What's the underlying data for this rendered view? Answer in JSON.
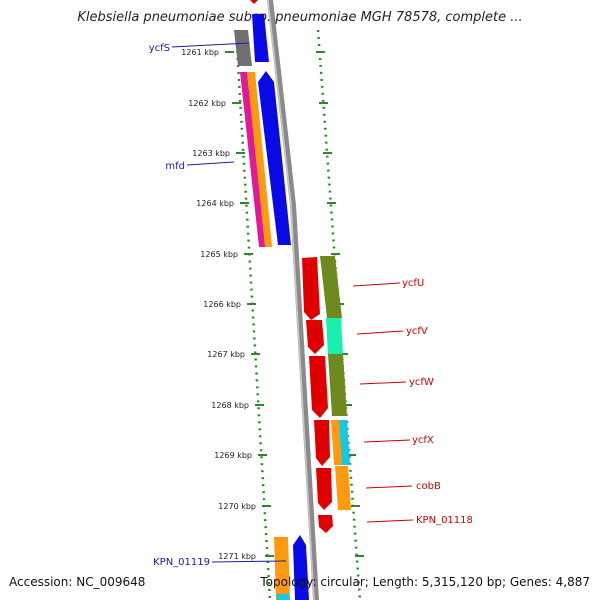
{
  "title": "Klebsiella pneumoniae subsp. pneumoniae MGH 78578, complete ...",
  "ticks": [
    "1261 kbp",
    "1262 kbp",
    "1263 kbp",
    "1264 kbp",
    "1265 kbp",
    "1266 kbp",
    "1267 kbp",
    "1268 kbp",
    "1269 kbp",
    "1270 kbp",
    "1271 kbp"
  ],
  "left_labels": [
    "ycfS",
    "mfd",
    "KPN_01119"
  ],
  "right_labels": [
    "ycfU",
    "ycfV",
    "ycfW",
    "ycfX",
    "cobB",
    "KPN_01118"
  ],
  "footer": {
    "accession": "Accession: NC_009648",
    "summary": "Topology: circular; Length: 5,315,120 bp; Genes: 4,887"
  },
  "colors": {
    "backbone": "#8a8a8a",
    "dots": "#2a8a2a",
    "left_label": "#1a1aa8",
    "right_label": "#cc0000",
    "gene_red": "#e00000",
    "gene_blue": "#0a0ae6",
    "gene_olive": "#6e8a1e",
    "gene_teal": "#18f0b0",
    "gene_orange": "#ff9a10",
    "gene_magenta": "#e0189a",
    "gene_cyan": "#18c8e0",
    "gene_gray": "#707070"
  }
}
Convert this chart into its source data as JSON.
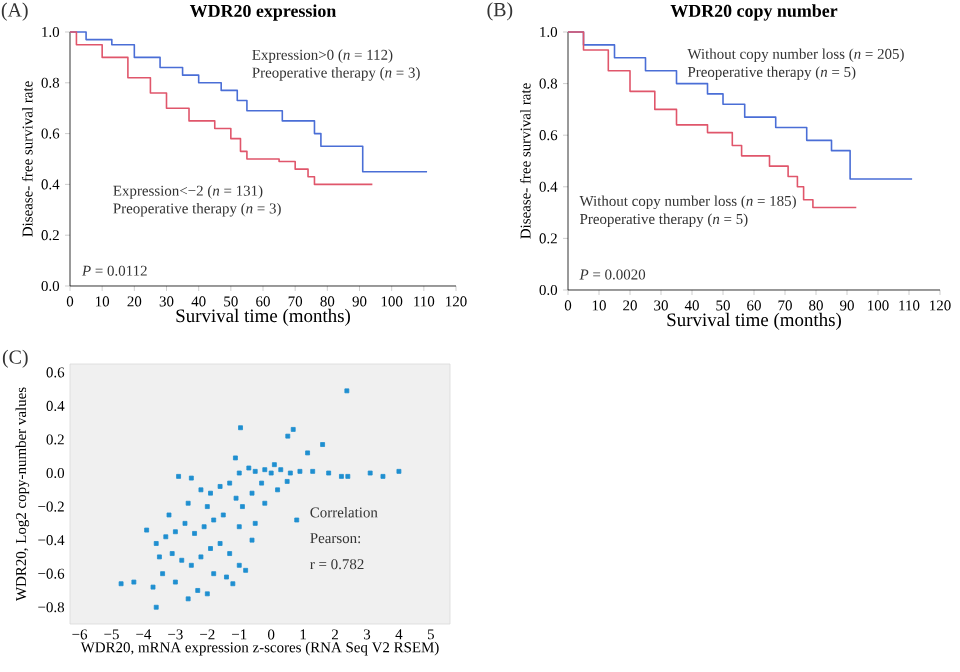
{
  "chart_data": [
    {
      "type": "step",
      "title": "WDR20 expression",
      "xlabel": "Survival time (months)",
      "ylabel": "Disease- free survival rate",
      "xlim": [
        0,
        120
      ],
      "xticks": [
        0,
        10,
        20,
        30,
        40,
        50,
        60,
        70,
        80,
        90,
        100,
        110,
        120
      ],
      "ylim": [
        0,
        1
      ],
      "yticks": [
        {
          "value": 0,
          "label": "0.0"
        },
        0.2,
        0.4,
        0.6,
        0.8,
        {
          "value": 1,
          "label": "1.0"
        }
      ],
      "series": [
        {
          "name": "Expression>0 (*n* = 112)",
          "color": "#4a6ed6",
          "x": [
            0,
            5,
            13,
            20,
            28,
            35,
            40,
            47,
            52,
            55,
            66,
            76,
            78,
            91,
            111
          ],
          "values": [
            1.0,
            0.97,
            0.95,
            0.9,
            0.86,
            0.83,
            0.8,
            0.77,
            0.73,
            0.69,
            0.65,
            0.6,
            0.55,
            0.45,
            0.45
          ]
        },
        {
          "name": "Expression<−2 (*n* = 131)",
          "color": "#e0566b",
          "x": [
            0,
            2,
            10,
            18,
            25,
            30,
            37,
            45,
            50,
            53,
            55,
            65,
            70,
            74,
            76,
            94
          ],
          "values": [
            1.0,
            0.95,
            0.9,
            0.82,
            0.76,
            0.7,
            0.65,
            0.62,
            0.58,
            0.53,
            0.5,
            0.49,
            0.46,
            0.43,
            0.4,
            0.4
          ]
        }
      ],
      "annotations": [
        "(A)",
        "*P* = 0.0112",
        "Preoperative therapy (*n* = 3)",
        "Preoperative therapy (*n* = 3)"
      ]
    },
    {
      "type": "step",
      "title": "WDR20 copy number",
      "xlabel": "Survival time (months)",
      "ylabel": "Disease- free survival rate",
      "xlim": [
        0,
        120
      ],
      "xticks": [
        0,
        10,
        20,
        30,
        40,
        50,
        60,
        70,
        80,
        90,
        100,
        110,
        120
      ],
      "ylim": [
        0,
        1
      ],
      "yticks": [
        {
          "value": 0,
          "label": "0.0"
        },
        0.2,
        0.4,
        0.6,
        0.8,
        {
          "value": 1,
          "label": "1.0"
        }
      ],
      "series": [
        {
          "name": "Without copy number loss (*n* = 205)",
          "color": "#4a6ed6",
          "x": [
            0,
            5,
            15,
            25,
            35,
            45,
            50,
            57,
            67,
            77,
            85,
            91,
            111
          ],
          "values": [
            1.0,
            0.95,
            0.9,
            0.85,
            0.8,
            0.76,
            0.72,
            0.67,
            0.63,
            0.58,
            0.54,
            0.43,
            0.43
          ]
        },
        {
          "name": "Without copy number loss (*n* = 185)",
          "color": "#e0566b",
          "x": [
            0,
            5,
            13,
            20,
            28,
            35,
            45,
            53,
            56,
            65,
            71,
            74,
            76,
            79,
            93
          ],
          "values": [
            1.0,
            0.93,
            0.85,
            0.77,
            0.7,
            0.64,
            0.61,
            0.56,
            0.52,
            0.48,
            0.44,
            0.4,
            0.35,
            0.32,
            0.32
          ]
        }
      ],
      "annotations": [
        "(B)",
        "*P* = 0.0020",
        "Preoperative therapy (*n* = 5)",
        "Preoperative therapy (*n* = 5)"
      ]
    },
    {
      "type": "scatter",
      "xlabel": "WDR20, mRNA expression z-scores (RNA Seq V2 RSEM)",
      "ylabel": "WDR20, Log2 copy-number values",
      "xlim": [
        -6.3,
        5.6
      ],
      "xticks": [
        {
          "value": -6,
          "label": "−6"
        },
        {
          "value": -5,
          "label": "−5"
        },
        {
          "value": -4,
          "label": "−4"
        },
        {
          "value": -3,
          "label": "−3"
        },
        {
          "value": -2,
          "label": "−2"
        },
        {
          "value": -1,
          "label": "−1"
        },
        0,
        1,
        2,
        3,
        4,
        5
      ],
      "ylim": [
        -0.9,
        0.65
      ],
      "yticks": [
        {
          "value": -0.8,
          "label": "−0.8"
        },
        {
          "value": -0.6,
          "label": "−0.6"
        },
        {
          "value": -0.4,
          "label": "−0.4"
        },
        {
          "value": -0.2,
          "label": "−0.2"
        },
        {
          "value": 0,
          "label": "0.0"
        },
        0.2,
        0.4,
        0.6
      ],
      "marker": "square",
      "series": [
        {
          "color": "#1f8fd0",
          "x": [
            2.37,
            -0.96,
            0.69,
            0.52,
            1.61,
            1.14,
            -1.12,
            -1.0,
            -0.5,
            -0.2,
            0.0,
            0.3,
            0.6,
            0.9,
            1.3,
            1.8,
            2.2,
            2.4,
            3.1,
            3.5,
            4.0,
            0.1,
            -0.7,
            -2.9,
            -2.5,
            -2.2,
            -1.9,
            -1.6,
            -1.3,
            -1.1,
            -0.9,
            -0.6,
            -0.3,
            0.2,
            0.8,
            -0.5,
            -1.0,
            -1.5,
            -1.8,
            -2.1,
            -2.4,
            -2.7,
            -3.0,
            -3.3,
            -3.6,
            -3.9,
            -3.5,
            -3.1,
            -2.8,
            -2.5,
            -2.2,
            -1.9,
            -1.6,
            -1.3,
            -1.0,
            -0.8,
            -1.4,
            -1.8,
            -2.3,
            -2.6,
            -3.0,
            -3.4,
            -3.7,
            -3.6,
            -4.3,
            -4.7,
            -2.0,
            -1.2,
            -0.6,
            -0.2,
            0.5,
            -2.6,
            -3.2,
            -2.0
          ],
          "values": [
            0.49,
            0.27,
            0.26,
            0.22,
            0.17,
            0.12,
            0.09,
            0.0,
            0.01,
            0.02,
            0.0,
            0.02,
            0.0,
            0.01,
            0.01,
            0.0,
            -0.02,
            -0.02,
            0.0,
            -0.02,
            0.01,
            0.05,
            0.03,
            -0.02,
            -0.03,
            -0.1,
            -0.12,
            -0.08,
            -0.06,
            -0.15,
            -0.2,
            -0.12,
            -0.06,
            -0.1,
            -0.28,
            -0.3,
            -0.32,
            -0.25,
            -0.28,
            -0.32,
            -0.36,
            -0.3,
            -0.35,
            -0.38,
            -0.42,
            -0.34,
            -0.5,
            -0.48,
            -0.52,
            -0.55,
            -0.5,
            -0.45,
            -0.42,
            -0.48,
            -0.55,
            -0.58,
            -0.62,
            -0.6,
            -0.7,
            -0.75,
            -0.65,
            -0.6,
            -0.68,
            -0.8,
            -0.65,
            -0.66,
            -0.72,
            -0.66,
            -0.4,
            -0.18,
            -0.05,
            -0.18,
            -0.25,
            -0.2
          ]
        }
      ],
      "annotations": [
        "(C)",
        "Correlation",
        "Pearson:",
        "r = 0.782"
      ]
    }
  ]
}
== == ==
• _Activity_
Provide every line from the material that contains the word "title".

• _Answer to this task_
  "title": "Klebsiella pneumoniae subsp. pneumoniae MGH 78578, complete ...",
      "title": "WDR20 expression",
      "title": "WDR20 copy number",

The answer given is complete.